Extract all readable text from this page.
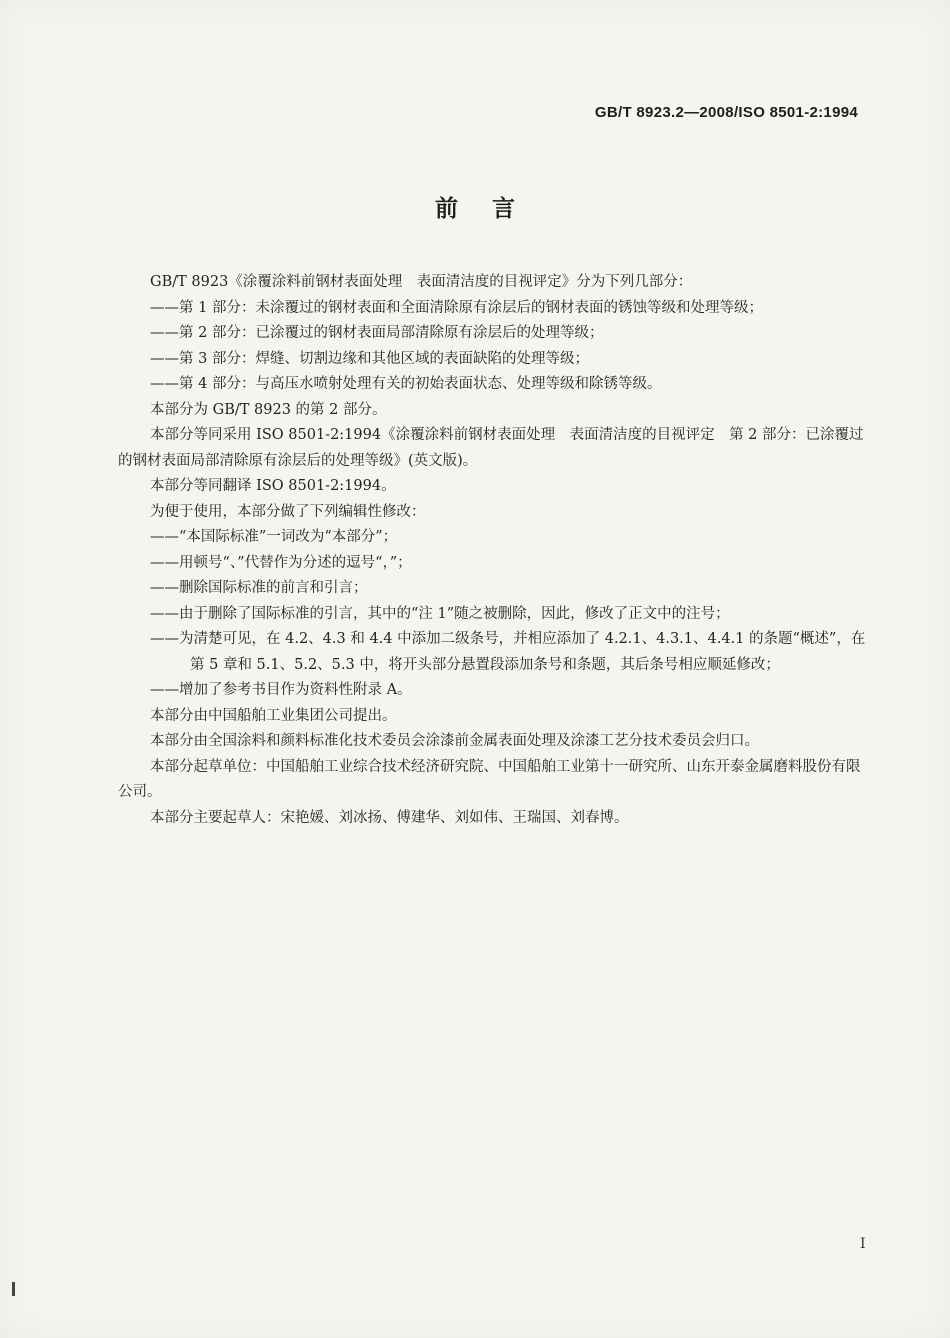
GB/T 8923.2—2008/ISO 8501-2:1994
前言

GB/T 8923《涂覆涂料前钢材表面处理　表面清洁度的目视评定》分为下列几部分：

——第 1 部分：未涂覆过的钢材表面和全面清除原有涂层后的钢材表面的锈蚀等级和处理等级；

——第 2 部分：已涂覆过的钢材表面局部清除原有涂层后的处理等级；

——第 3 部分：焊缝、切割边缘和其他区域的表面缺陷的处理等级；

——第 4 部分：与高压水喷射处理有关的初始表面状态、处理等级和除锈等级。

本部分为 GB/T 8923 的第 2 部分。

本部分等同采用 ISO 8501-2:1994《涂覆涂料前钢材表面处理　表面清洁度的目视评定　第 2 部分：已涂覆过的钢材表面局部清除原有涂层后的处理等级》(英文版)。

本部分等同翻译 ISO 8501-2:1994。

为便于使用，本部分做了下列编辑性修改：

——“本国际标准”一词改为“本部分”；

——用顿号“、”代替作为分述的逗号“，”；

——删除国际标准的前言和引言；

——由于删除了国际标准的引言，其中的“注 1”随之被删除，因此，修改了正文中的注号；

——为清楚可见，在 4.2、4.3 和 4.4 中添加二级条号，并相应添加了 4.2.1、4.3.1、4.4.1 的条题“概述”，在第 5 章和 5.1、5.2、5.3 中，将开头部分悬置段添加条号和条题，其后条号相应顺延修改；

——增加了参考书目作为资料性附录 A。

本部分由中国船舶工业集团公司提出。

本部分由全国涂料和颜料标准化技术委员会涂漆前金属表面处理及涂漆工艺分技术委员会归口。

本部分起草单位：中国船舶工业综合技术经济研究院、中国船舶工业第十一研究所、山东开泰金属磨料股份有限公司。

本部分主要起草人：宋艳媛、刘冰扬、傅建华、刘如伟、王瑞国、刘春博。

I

****

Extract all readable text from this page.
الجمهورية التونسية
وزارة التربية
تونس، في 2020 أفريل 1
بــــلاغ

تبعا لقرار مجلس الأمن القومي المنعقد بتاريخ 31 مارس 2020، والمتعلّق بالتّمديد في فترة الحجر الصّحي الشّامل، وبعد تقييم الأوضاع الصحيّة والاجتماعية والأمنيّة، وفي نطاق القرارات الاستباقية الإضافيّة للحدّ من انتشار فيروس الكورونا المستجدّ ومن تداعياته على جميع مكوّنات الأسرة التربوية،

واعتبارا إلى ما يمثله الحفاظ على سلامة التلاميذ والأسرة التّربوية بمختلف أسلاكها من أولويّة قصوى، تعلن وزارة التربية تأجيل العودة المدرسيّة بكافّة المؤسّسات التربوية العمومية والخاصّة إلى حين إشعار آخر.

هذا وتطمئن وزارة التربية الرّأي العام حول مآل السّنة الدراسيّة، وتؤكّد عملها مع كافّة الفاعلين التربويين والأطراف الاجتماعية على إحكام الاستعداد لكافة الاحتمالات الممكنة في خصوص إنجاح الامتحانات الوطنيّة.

****

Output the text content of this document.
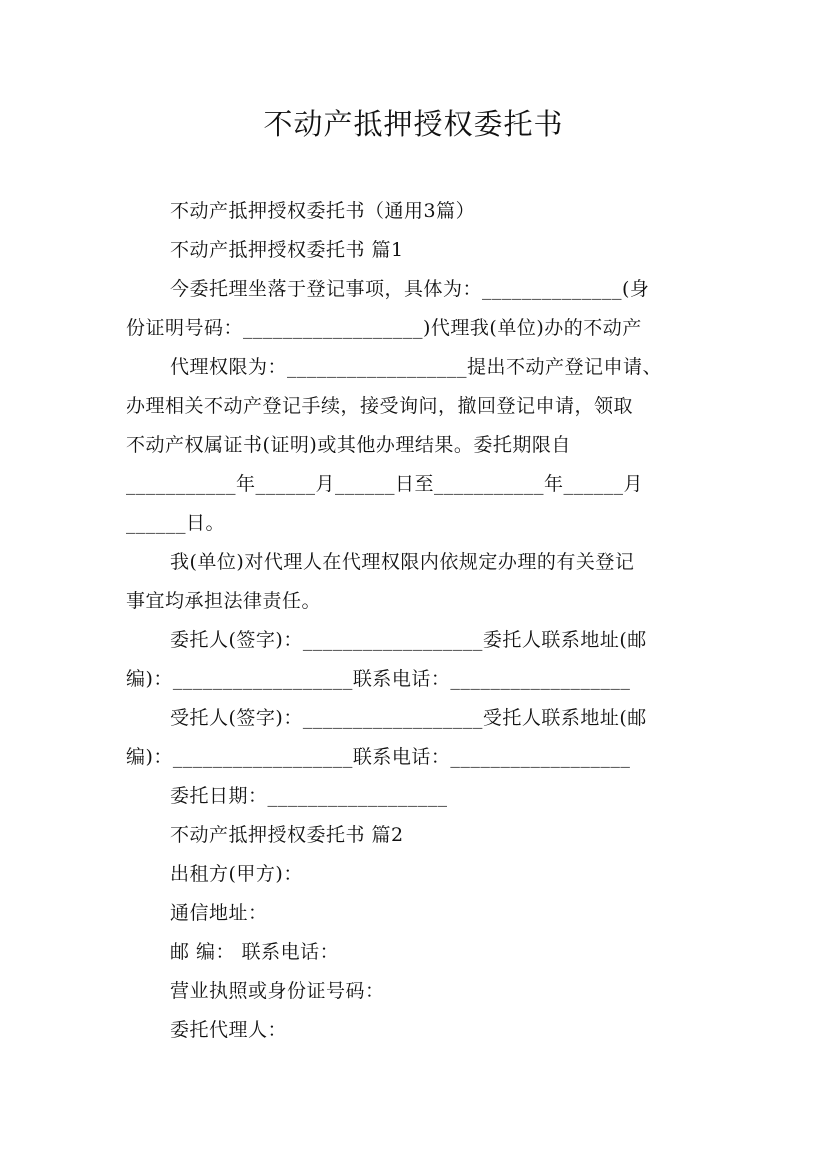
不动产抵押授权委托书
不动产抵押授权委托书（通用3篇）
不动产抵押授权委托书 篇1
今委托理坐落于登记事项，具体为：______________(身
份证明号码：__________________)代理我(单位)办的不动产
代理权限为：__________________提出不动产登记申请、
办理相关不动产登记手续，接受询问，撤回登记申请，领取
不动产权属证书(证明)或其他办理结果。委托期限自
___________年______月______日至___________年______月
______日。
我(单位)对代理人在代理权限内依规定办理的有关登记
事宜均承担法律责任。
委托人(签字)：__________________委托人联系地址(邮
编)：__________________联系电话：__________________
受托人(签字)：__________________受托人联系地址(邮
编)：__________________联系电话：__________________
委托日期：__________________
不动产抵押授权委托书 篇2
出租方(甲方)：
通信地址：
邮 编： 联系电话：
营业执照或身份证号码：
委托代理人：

****

Find every line above that contains the word "التربية", and return each one.

**Correct result:**
وزارة التربية
واعتبارا إلى ما يمثله الحفاظ على سلامة التلاميذ والأسرة التّربوية بمختلف أسلاكها من أولويّة قصوى، تعلن وزارة التربية تأجيل العودة المدرسيّة بكافّة المؤسّسات التربوية العمومية والخاصّة إلى حين إشعار آخر.
هذا وتطمئن وزارة التربية الرّأي العام حول مآل السّنة الدراسيّة، وتؤكّد عملها مع كافّة الفاعلين التربويين والأطراف الاجتماعية على إحكام الاستعداد لكافة الاحتمالات الممكنة في خصوص إنجاح الامتحانات الوطنيّة.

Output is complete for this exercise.